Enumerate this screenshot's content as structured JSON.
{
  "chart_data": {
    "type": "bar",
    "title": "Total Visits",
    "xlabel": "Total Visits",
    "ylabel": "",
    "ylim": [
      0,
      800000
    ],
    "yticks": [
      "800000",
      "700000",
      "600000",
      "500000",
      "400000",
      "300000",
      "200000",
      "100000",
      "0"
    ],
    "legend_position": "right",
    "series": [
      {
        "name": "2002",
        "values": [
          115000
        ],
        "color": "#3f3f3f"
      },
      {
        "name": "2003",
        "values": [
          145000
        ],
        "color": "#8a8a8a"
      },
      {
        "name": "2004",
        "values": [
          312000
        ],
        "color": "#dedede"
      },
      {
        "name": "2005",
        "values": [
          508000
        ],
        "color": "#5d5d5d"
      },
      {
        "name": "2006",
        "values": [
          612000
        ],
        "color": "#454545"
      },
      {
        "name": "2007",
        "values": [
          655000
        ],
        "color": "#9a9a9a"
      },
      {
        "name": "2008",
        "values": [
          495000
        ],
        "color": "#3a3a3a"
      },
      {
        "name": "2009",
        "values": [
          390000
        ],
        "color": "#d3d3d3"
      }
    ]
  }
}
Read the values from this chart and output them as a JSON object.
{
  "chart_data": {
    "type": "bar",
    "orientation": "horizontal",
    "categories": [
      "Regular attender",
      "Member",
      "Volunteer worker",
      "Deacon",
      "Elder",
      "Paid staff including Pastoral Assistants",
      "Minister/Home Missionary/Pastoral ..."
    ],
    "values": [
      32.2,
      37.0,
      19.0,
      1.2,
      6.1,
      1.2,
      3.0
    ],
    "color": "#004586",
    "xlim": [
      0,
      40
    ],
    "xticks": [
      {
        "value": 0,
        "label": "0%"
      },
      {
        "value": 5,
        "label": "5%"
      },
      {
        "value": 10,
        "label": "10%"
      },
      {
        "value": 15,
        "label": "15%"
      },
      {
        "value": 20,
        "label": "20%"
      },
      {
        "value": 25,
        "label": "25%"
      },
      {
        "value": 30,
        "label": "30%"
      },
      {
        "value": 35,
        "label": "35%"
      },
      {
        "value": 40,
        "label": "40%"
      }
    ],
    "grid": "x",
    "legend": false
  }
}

────────

- [Work to do] Write every entry out again exactly.

- [Worked answer]
Enumerate this screenshot's content as structured JSON.
{
  "chart_data": {
    "type": "bar",
    "title": "Total Visits",
    "xlabel": "Total Visits",
    "ylabel": "",
    "ylim": [
      0,
      800000
    ],
    "yticks": [
      "800000",
      "700000",
      "600000",
      "500000",
      "400000",
      "300000",
      "200000",
      "100000",
      "0"
    ],
    "legend_position": "right",
    "series": [
      {
        "name": "2002",
        "values": [
          115000
        ],
        "color": "#3f3f3f"
      },
      {
        "name": "2003",
        "values": [
          145000
        ],
        "color": "#8a8a8a"
      },
      {
        "name": "2004",
        "values": [
          312000
        ],
        "color": "#dedede"
      },
      {
        "name": "2005",
        "values": [
          508000
        ],
        "color": "#5d5d5d"
      },
      {
        "name": "2006",
        "values": [
          612000
        ],
        "color": "#454545"
      },
      {
        "name": "2007",
        "values": [
          655000
        ],
        "color": "#9a9a9a"
      },
      {
        "name": "2008",
        "values": [
          495000
        ],
        "color": "#3a3a3a"
      },
      {
        "name": "2009",
        "values": [
          390000
        ],
        "color": "#d3d3d3"
      }
    ]
  }
}
Read the values from this chart and output them as a JSON object.
{
  "chart_data": {
    "type": "bar",
    "orientation": "horizontal",
    "categories": [
      "Regular attender",
      "Member",
      "Volunteer worker",
      "Deacon",
      "Elder",
      "Paid staff including Pastoral Assistants",
      "Minister/Home Missionary/Pastoral ..."
    ],
    "values": [
      32.2,
      37.0,
      19.0,
      1.2,
      6.1,
      1.2,
      3.0
    ],
    "color": "#004586",
    "xlim": [
      0,
      40
    ],
    "xticks": [
      {
        "value": 0,
        "label": "0%"
      },
      {
        "value": 5,
        "label": "5%"
      },
      {
        "value": 10,
        "label": "10%"
      },
      {
        "value": 15,
        "label": "15%"
      },
      {
        "value": 20,
        "label": "20%"
      },
      {
        "value": 25,
        "label": "25%"
      },
      {
        "value": 30,
        "label": "30%"
      },
      {
        "value": 35,
        "label": "35%"
      },
      {
        "value": 40,
        "label": "40%"
      }
    ],
    "grid": "x",
    "legend": false
  }
}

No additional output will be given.